§ WHAT IS NEEDED:
Reproduce every entry below precisely; do not include the pictures.

§ RECORDS PROVIDED:
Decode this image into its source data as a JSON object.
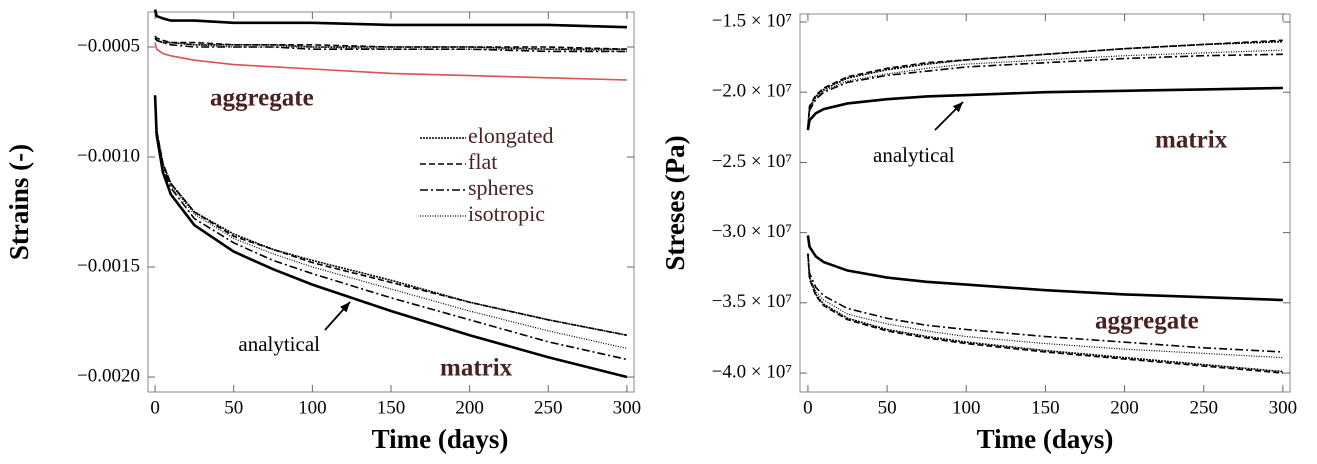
{
  "chart_data": [
    {
      "type": "line",
      "xlabel": "Time (days)",
      "ylabel": "Strains (-)",
      "x": [
        0,
        1,
        5,
        10,
        25,
        50,
        75,
        100,
        150,
        200,
        250,
        300
      ],
      "xlim": [
        -4.5,
        304.5
      ],
      "xticks": [
        0,
        50,
        100,
        150,
        200,
        250,
        300
      ],
      "ylim": [
        -0.002068,
        -0.000341
      ],
      "yticks": [
        {
          "value": -0.002,
          "label": "−0.0020"
        },
        {
          "value": -0.0015,
          "label": "−0.0015"
        },
        {
          "value": -0.001,
          "label": "−0.0010"
        },
        {
          "value": -0.0005,
          "label": "−0.0005"
        }
      ],
      "legend": "right",
      "annotations": [
        "aggregate",
        "matrix",
        "analytical"
      ],
      "series": [
        {
          "name": "elongated",
          "color": "#000000",
          "dash": "2,1",
          "aggregate": [
            -0.00046,
            -0.00047,
            -0.00048,
            -0.00048,
            -0.00049,
            -0.00049,
            -0.00049,
            -0.0005,
            -0.0005,
            -0.0005,
            -0.00051,
            -0.00051
          ],
          "matrix": [
            -0.00072,
            -0.00088,
            -0.00103,
            -0.00112,
            -0.00125,
            -0.00135,
            -0.00142,
            -0.00147,
            -0.00156,
            -0.00166,
            -0.00174,
            -0.00181
          ]
        },
        {
          "name": "flat",
          "color": "#000000",
          "dash": "6,3",
          "aggregate": [
            -0.00045,
            -0.00046,
            -0.00047,
            -0.00048,
            -0.00048,
            -0.00049,
            -0.00049,
            -0.00049,
            -0.0005,
            -0.0005,
            -0.0005,
            -0.00051
          ],
          "matrix": [
            -0.00072,
            -0.00088,
            -0.00103,
            -0.00112,
            -0.00125,
            -0.00136,
            -0.00142,
            -0.00148,
            -0.00157,
            -0.00166,
            -0.00174,
            -0.00181
          ]
        },
        {
          "name": "spheres",
          "color": "#000000",
          "dash": "8,3,2,3",
          "aggregate": [
            -0.00046,
            -0.00047,
            -0.00048,
            -0.00049,
            -0.0005,
            -0.0005,
            -0.0005,
            -0.00051,
            -0.00051,
            -0.00051,
            -0.00052,
            -0.00052
          ],
          "matrix": [
            -0.00072,
            -0.00089,
            -0.00105,
            -0.00114,
            -0.00128,
            -0.00139,
            -0.00147,
            -0.00153,
            -0.00164,
            -0.00174,
            -0.00184,
            -0.00192
          ]
        },
        {
          "name": "isotropic",
          "color": "#000000",
          "dash": "1,1.5",
          "aggregate": [
            -0.00046,
            -0.00047,
            -0.00048,
            -0.00048,
            -0.00049,
            -0.0005,
            -0.0005,
            -0.0005,
            -0.00051,
            -0.00051,
            -0.00051,
            -0.00052
          ],
          "matrix": [
            -0.00072,
            -0.00088,
            -0.00104,
            -0.00113,
            -0.00126,
            -0.00137,
            -0.00144,
            -0.0015,
            -0.0016,
            -0.0017,
            -0.00179,
            -0.00187
          ]
        },
        {
          "color": "#000000",
          "dash": "none",
          "aggregate": [
            -0.00033,
            -0.00036,
            -0.00037,
            -0.00038,
            -0.00038,
            -0.00039,
            -0.00039,
            -0.00039,
            -0.0004,
            -0.0004,
            -0.0004,
            -0.00041
          ],
          "matrix": [
            -0.00072,
            -0.0009,
            -0.00107,
            -0.00117,
            -0.00131,
            -0.00143,
            -0.00151,
            -0.00158,
            -0.0017,
            -0.00181,
            -0.00191,
            -0.002
          ]
        },
        {
          "color": "#e05050",
          "dash": "none",
          "aggregate": [
            -0.00048,
            -0.00051,
            -0.00053,
            -0.00054,
            -0.00056,
            -0.00058,
            -0.00059,
            -0.0006,
            -0.00062,
            -0.00063,
            -0.00064,
            -0.00065
          ]
        }
      ]
    },
    {
      "type": "line",
      "xlabel": "Time (days)",
      "ylabel": "Streses (Pa)",
      "x": [
        0,
        1,
        5,
        10,
        25,
        50,
        75,
        100,
        150,
        200,
        250,
        300
      ],
      "xlim": [
        -5,
        304.5
      ],
      "xticks": [
        0,
        50,
        100,
        150,
        200,
        250,
        300
      ],
      "ylim": [
        -41350000,
        -14430000
      ],
      "yticks": [
        {
          "value": -40000000,
          "label": "−4.0 × 10⁷"
        },
        {
          "value": -35000000,
          "label": "−3.5 × 10⁷"
        },
        {
          "value": -30000000,
          "label": "−3.0 × 10⁷"
        },
        {
          "value": -25000000,
          "label": "−2.5 × 10⁷"
        },
        {
          "value": -20000000,
          "label": "−2.0 × 10⁷"
        },
        {
          "value": -15000000,
          "label": "−1.5 × 10⁷"
        }
      ],
      "annotations": [
        "aggregate",
        "matrix",
        "analytical"
      ],
      "series": [
        {
          "color": "#000000",
          "dash": "2,1",
          "aggregate": [
            -31500000,
            -33200000,
            -34400000,
            -35100000,
            -36100000,
            -36900000,
            -37400000,
            -37800000,
            -38400000,
            -38900000,
            -39400000,
            -39900000
          ],
          "matrix": [
            -22500000,
            -21100000,
            -20300000,
            -19800000,
            -19000000,
            -18400000,
            -18000000,
            -17700000,
            -17300000,
            -16900000,
            -16600000,
            -16400000
          ]
        },
        {
          "color": "#000000",
          "dash": "6,3",
          "aggregate": [
            -31500000,
            -33300000,
            -34500000,
            -35200000,
            -36200000,
            -37000000,
            -37500000,
            -37900000,
            -38500000,
            -39000000,
            -39500000,
            -40000000
          ],
          "matrix": [
            -22500000,
            -21000000,
            -20200000,
            -19700000,
            -18900000,
            -18300000,
            -17900000,
            -17700000,
            -17300000,
            -16900000,
            -16600000,
            -16300000
          ]
        },
        {
          "color": "#000000",
          "dash": "8,3,2,3",
          "aggregate": [
            -31500000,
            -32900000,
            -33900000,
            -34500000,
            -35400000,
            -36100000,
            -36600000,
            -36900000,
            -37400000,
            -37800000,
            -38200000,
            -38500000
          ],
          "matrix": [
            -22500000,
            -21300000,
            -20500000,
            -20000000,
            -19300000,
            -18800000,
            -18500000,
            -18200000,
            -17900000,
            -17600000,
            -17400000,
            -17300000
          ]
        },
        {
          "color": "#000000",
          "dash": "1,1.5",
          "aggregate": [
            -31500000,
            -33100000,
            -34200000,
            -34800000,
            -35800000,
            -36500000,
            -37000000,
            -37400000,
            -37900000,
            -38300000,
            -38600000,
            -38900000
          ],
          "matrix": [
            -22500000,
            -21200000,
            -20400000,
            -19900000,
            -19200000,
            -18700000,
            -18300000,
            -18000000,
            -17700000,
            -17400000,
            -17200000,
            -17000000
          ]
        },
        {
          "color": "#000000",
          "dash": "none",
          "aggregate": [
            -30200000,
            -31000000,
            -31700000,
            -32100000,
            -32700000,
            -33200000,
            -33500000,
            -33700000,
            -34100000,
            -34400000,
            -34600000,
            -34800000
          ],
          "matrix": [
            -22700000,
            -22000000,
            -21500000,
            -21200000,
            -20800000,
            -20500000,
            -20300000,
            -20200000,
            -20000000,
            -19900000,
            -19800000,
            -19700000
          ]
        }
      ]
    }
  ]
}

§ ANSWER TO THE TASK:
Decode this image into its source data as a JSON object.
{
  "chart_data": [
    {
      "type": "line",
      "xlabel": "Time (days)",
      "ylabel": "Strains (-)",
      "x": [
        0,
        1,
        5,
        10,
        25,
        50,
        75,
        100,
        150,
        200,
        250,
        300
      ],
      "xlim": [
        -4.5,
        304.5
      ],
      "xticks": [
        0,
        50,
        100,
        150,
        200,
        250,
        300
      ],
      "ylim": [
        -0.002068,
        -0.000341
      ],
      "yticks": [
        {
          "value": -0.002,
          "label": "−0.0020"
        },
        {
          "value": -0.0015,
          "label": "−0.0015"
        },
        {
          "value": -0.001,
          "label": "−0.0010"
        },
        {
          "value": -0.0005,
          "label": "−0.0005"
        }
      ],
      "legend": "right",
      "annotations": [
        "aggregate",
        "matrix",
        "analytical"
      ],
      "series": [
        {
          "name": "elongated",
          "color": "#000000",
          "dash": "2,1",
          "aggregate": [
            -0.00046,
            -0.00047,
            -0.00048,
            -0.00048,
            -0.00049,
            -0.00049,
            -0.00049,
            -0.0005,
            -0.0005,
            -0.0005,
            -0.00051,
            -0.00051
          ],
          "matrix": [
            -0.00072,
            -0.00088,
            -0.00103,
            -0.00112,
            -0.00125,
            -0.00135,
            -0.00142,
            -0.00147,
            -0.00156,
            -0.00166,
            -0.00174,
            -0.00181
          ]
        },
        {
          "name": "flat",
          "color": "#000000",
          "dash": "6,3",
          "aggregate": [
            -0.00045,
            -0.00046,
            -0.00047,
            -0.00048,
            -0.00048,
            -0.00049,
            -0.00049,
            -0.00049,
            -0.0005,
            -0.0005,
            -0.0005,
            -0.00051
          ],
          "matrix": [
            -0.00072,
            -0.00088,
            -0.00103,
            -0.00112,
            -0.00125,
            -0.00136,
            -0.00142,
            -0.00148,
            -0.00157,
            -0.00166,
            -0.00174,
            -0.00181
          ]
        },
        {
          "name": "spheres",
          "color": "#000000",
          "dash": "8,3,2,3",
          "aggregate": [
            -0.00046,
            -0.00047,
            -0.00048,
            -0.00049,
            -0.0005,
            -0.0005,
            -0.0005,
            -0.00051,
            -0.00051,
            -0.00051,
            -0.00052,
            -0.00052
          ],
          "matrix": [
            -0.00072,
            -0.00089,
            -0.00105,
            -0.00114,
            -0.00128,
            -0.00139,
            -0.00147,
            -0.00153,
            -0.00164,
            -0.00174,
            -0.00184,
            -0.00192
          ]
        },
        {
          "name": "isotropic",
          "color": "#000000",
          "dash": "1,1.5",
          "aggregate": [
            -0.00046,
            -0.00047,
            -0.00048,
            -0.00048,
            -0.00049,
            -0.0005,
            -0.0005,
            -0.0005,
            -0.00051,
            -0.00051,
            -0.00051,
            -0.00052
          ],
          "matrix": [
            -0.00072,
            -0.00088,
            -0.00104,
            -0.00113,
            -0.00126,
            -0.00137,
            -0.00144,
            -0.0015,
            -0.0016,
            -0.0017,
            -0.00179,
            -0.00187
          ]
        },
        {
          "color": "#000000",
          "dash": "none",
          "aggregate": [
            -0.00033,
            -0.00036,
            -0.00037,
            -0.00038,
            -0.00038,
            -0.00039,
            -0.00039,
            -0.00039,
            -0.0004,
            -0.0004,
            -0.0004,
            -0.00041
          ],
          "matrix": [
            -0.00072,
            -0.0009,
            -0.00107,
            -0.00117,
            -0.00131,
            -0.00143,
            -0.00151,
            -0.00158,
            -0.0017,
            -0.00181,
            -0.00191,
            -0.002
          ]
        },
        {
          "color": "#e05050",
          "dash": "none",
          "aggregate": [
            -0.00048,
            -0.00051,
            -0.00053,
            -0.00054,
            -0.00056,
            -0.00058,
            -0.00059,
            -0.0006,
            -0.00062,
            -0.00063,
            -0.00064,
            -0.00065
          ]
        }
      ]
    },
    {
      "type": "line",
      "xlabel": "Time (days)",
      "ylabel": "Streses (Pa)",
      "x": [
        0,
        1,
        5,
        10,
        25,
        50,
        75,
        100,
        150,
        200,
        250,
        300
      ],
      "xlim": [
        -5,
        304.5
      ],
      "xticks": [
        0,
        50,
        100,
        150,
        200,
        250,
        300
      ],
      "ylim": [
        -41350000,
        -14430000
      ],
      "yticks": [
        {
          "value": -40000000,
          "label": "−4.0 × 10⁷"
        },
        {
          "value": -35000000,
          "label": "−3.5 × 10⁷"
        },
        {
          "value": -30000000,
          "label": "−3.0 × 10⁷"
        },
        {
          "value": -25000000,
          "label": "−2.5 × 10⁷"
        },
        {
          "value": -20000000,
          "label": "−2.0 × 10⁷"
        },
        {
          "value": -15000000,
          "label": "−1.5 × 10⁷"
        }
      ],
      "annotations": [
        "aggregate",
        "matrix",
        "analytical"
      ],
      "series": [
        {
          "color": "#000000",
          "dash": "2,1",
          "aggregate": [
            -31500000,
            -33200000,
            -34400000,
            -35100000,
            -36100000,
            -36900000,
            -37400000,
            -37800000,
            -38400000,
            -38900000,
            -39400000,
            -39900000
          ],
          "matrix": [
            -22500000,
            -21100000,
            -20300000,
            -19800000,
            -19000000,
            -18400000,
            -18000000,
            -17700000,
            -17300000,
            -16900000,
            -16600000,
            -16400000
          ]
        },
        {
          "color": "#000000",
          "dash": "6,3",
          "aggregate": [
            -31500000,
            -33300000,
            -34500000,
            -35200000,
            -36200000,
            -37000000,
            -37500000,
            -37900000,
            -38500000,
            -39000000,
            -39500000,
            -40000000
          ],
          "matrix": [
            -22500000,
            -21000000,
            -20200000,
            -19700000,
            -18900000,
            -18300000,
            -17900000,
            -17700000,
            -17300000,
            -16900000,
            -16600000,
            -16300000
          ]
        },
        {
          "color": "#000000",
          "dash": "8,3,2,3",
          "aggregate": [
            -31500000,
            -32900000,
            -33900000,
            -34500000,
            -35400000,
            -36100000,
            -36600000,
            -36900000,
            -37400000,
            -37800000,
            -38200000,
            -38500000
          ],
          "matrix": [
            -22500000,
            -21300000,
            -20500000,
            -20000000,
            -19300000,
            -18800000,
            -18500000,
            -18200000,
            -17900000,
            -17600000,
            -17400000,
            -17300000
          ]
        },
        {
          "color": "#000000",
          "dash": "1,1.5",
          "aggregate": [
            -31500000,
            -33100000,
            -34200000,
            -34800000,
            -35800000,
            -36500000,
            -37000000,
            -37400000,
            -37900000,
            -38300000,
            -38600000,
            -38900000
          ],
          "matrix": [
            -22500000,
            -21200000,
            -20400000,
            -19900000,
            -19200000,
            -18700000,
            -18300000,
            -18000000,
            -17700000,
            -17400000,
            -17200000,
            -17000000
          ]
        },
        {
          "color": "#000000",
          "dash": "none",
          "aggregate": [
            -30200000,
            -31000000,
            -31700000,
            -32100000,
            -32700000,
            -33200000,
            -33500000,
            -33700000,
            -34100000,
            -34400000,
            -34600000,
            -34800000
          ],
          "matrix": [
            -22700000,
            -22000000,
            -21500000,
            -21200000,
            -20800000,
            -20500000,
            -20300000,
            -20200000,
            -20000000,
            -19900000,
            -19800000,
            -19700000
          ]
        }
      ]
    }
  ]
}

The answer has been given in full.